• **Task instructions**
The records below hold pictures; please leave those out and retype the rest exactly.

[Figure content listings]
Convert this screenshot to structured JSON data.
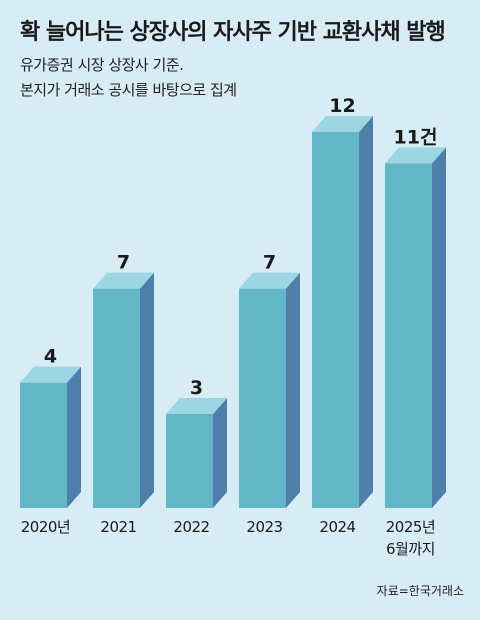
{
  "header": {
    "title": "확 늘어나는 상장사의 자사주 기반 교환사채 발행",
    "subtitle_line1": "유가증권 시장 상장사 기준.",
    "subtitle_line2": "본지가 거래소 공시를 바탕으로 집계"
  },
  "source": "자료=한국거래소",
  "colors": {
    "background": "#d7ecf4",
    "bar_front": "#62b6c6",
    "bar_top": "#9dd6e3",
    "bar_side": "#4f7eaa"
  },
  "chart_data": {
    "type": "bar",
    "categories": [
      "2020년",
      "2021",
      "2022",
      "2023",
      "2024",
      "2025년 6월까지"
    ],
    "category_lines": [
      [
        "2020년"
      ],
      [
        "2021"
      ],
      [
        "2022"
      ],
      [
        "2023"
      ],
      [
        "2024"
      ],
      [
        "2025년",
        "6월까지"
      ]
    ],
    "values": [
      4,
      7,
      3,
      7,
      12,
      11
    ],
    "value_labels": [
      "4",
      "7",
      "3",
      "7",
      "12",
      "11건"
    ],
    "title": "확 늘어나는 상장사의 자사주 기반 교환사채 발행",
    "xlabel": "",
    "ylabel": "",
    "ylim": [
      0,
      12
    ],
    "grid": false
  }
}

• **Exercise answer**
Convert this screenshot to structured JSON data.
{
  "header": {
    "title": "확 늘어나는 상장사의 자사주 기반 교환사채 발행",
    "subtitle_line1": "유가증권 시장 상장사 기준.",
    "subtitle_line2": "본지가 거래소 공시를 바탕으로 집계"
  },
  "source": "자료=한국거래소",
  "colors": {
    "background": "#d7ecf4",
    "bar_front": "#62b6c6",
    "bar_top": "#9dd6e3",
    "bar_side": "#4f7eaa"
  },
  "chart_data": {
    "type": "bar",
    "categories": [
      "2020년",
      "2021",
      "2022",
      "2023",
      "2024",
      "2025년 6월까지"
    ],
    "category_lines": [
      [
        "2020년"
      ],
      [
        "2021"
      ],
      [
        "2022"
      ],
      [
        "2023"
      ],
      [
        "2024"
      ],
      [
        "2025년",
        "6월까지"
      ]
    ],
    "values": [
      4,
      7,
      3,
      7,
      12,
      11
    ],
    "value_labels": [
      "4",
      "7",
      "3",
      "7",
      "12",
      "11건"
    ],
    "title": "확 늘어나는 상장사의 자사주 기반 교환사채 발행",
    "xlabel": "",
    "ylabel": "",
    "ylim": [
      0,
      12
    ],
    "grid": false
  }
}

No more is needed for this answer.